01 -
Turn your oven on to 425ºF.
02 -
Wash quinoa thoroughly and dump it in a pot. Pour in the broth or water with a tiny bit of salt, then turn heat to medium-high until it boils. Turn down the heat so it bubbles gently without the lid for 15 minutes. You might need to lower the heat more toward the end. Take the pot off the stove, put the lid on, and let it sit for 5-10 minutes. When you're ready to eat, stir it with a fork to fluff it up.
03 -
Stir together 2 tablespoons olive oil, turmeric, cumin, smoky paprika, salt and pepper in a big bowl. Toss in the cauliflower chunks and sweet potatoes until they're all coated. Spread them out flat on a big baking sheet. Quick tip: If you don't want yellow fingernails from the turmeric, grab a spatula or some plastic gloves for mixing.
04 -
Bake the veggies in the oven, stirring once halfway, until they're brown and soft, about 25 minutes. When they come out, toss the chickpeas right onto the hot pan. Mix gently and add a bit more salt and pepper if it needs it.

-*-

### Assignment A:
How would you sum up the recipe in two sentences?
### Assignment B:
Could you carry the recipe on past its last step?
None of these records have anything to do with the recipe.

[Collection entries]
-*-

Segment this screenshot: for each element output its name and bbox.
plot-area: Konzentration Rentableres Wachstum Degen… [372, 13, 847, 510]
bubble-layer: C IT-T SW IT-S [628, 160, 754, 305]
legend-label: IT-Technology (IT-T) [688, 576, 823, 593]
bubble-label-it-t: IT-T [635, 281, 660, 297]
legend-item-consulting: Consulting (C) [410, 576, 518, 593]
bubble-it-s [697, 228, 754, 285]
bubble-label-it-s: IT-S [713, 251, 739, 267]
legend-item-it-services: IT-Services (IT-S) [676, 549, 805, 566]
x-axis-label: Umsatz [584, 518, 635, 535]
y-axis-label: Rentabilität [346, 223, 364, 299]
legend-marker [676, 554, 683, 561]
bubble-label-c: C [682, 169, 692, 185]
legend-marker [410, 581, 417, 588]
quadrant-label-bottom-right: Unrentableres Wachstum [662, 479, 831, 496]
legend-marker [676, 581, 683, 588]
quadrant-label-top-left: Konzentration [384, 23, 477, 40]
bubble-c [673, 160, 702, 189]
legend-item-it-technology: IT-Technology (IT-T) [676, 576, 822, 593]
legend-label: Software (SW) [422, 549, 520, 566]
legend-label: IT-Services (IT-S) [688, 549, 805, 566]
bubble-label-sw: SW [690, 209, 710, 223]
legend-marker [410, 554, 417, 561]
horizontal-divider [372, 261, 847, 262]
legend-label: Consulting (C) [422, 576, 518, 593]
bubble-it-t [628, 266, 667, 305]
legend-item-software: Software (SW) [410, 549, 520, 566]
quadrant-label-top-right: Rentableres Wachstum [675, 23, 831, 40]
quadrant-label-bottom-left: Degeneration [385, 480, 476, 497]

-*-

### Response area A:
The recipe has you heat the oven to 425ºF and simmer rinsed quinoa in lightly salted broth or water, then let it rest covered and fluff it with a fork. It also has you coat cauliflower and sweet potatoes in olive oil and spices, roast them about 25 minutes until brown and soft, and toss chickpeas onto the hot pan.

### Response area B:
05 -
While veggies are cooking, pour the last 1/2 tablespoon olive oil over the kale with a small pinch of salt. Squeeze and rub it hard until it gets darker and much softer, for about 2-3 minutes.
06 -
For the nutty hot sauce, throw the cashew butter, rice vinegar, garlic, ginger, water, lime juice, maple syrup, chili paste or sriracha, and salt into a blender. Slowly add more water if needed until the sauce is smooth and runny enough. Taste it and add more spice or salt if you want.
07 -
To serve, put cooked quinoa in your bowls first, then top with kale and the cauliflower/sweet potato/chickpea mix. Add any extra toppings you like. Pour plenty of the spicy cashew sauce all over it.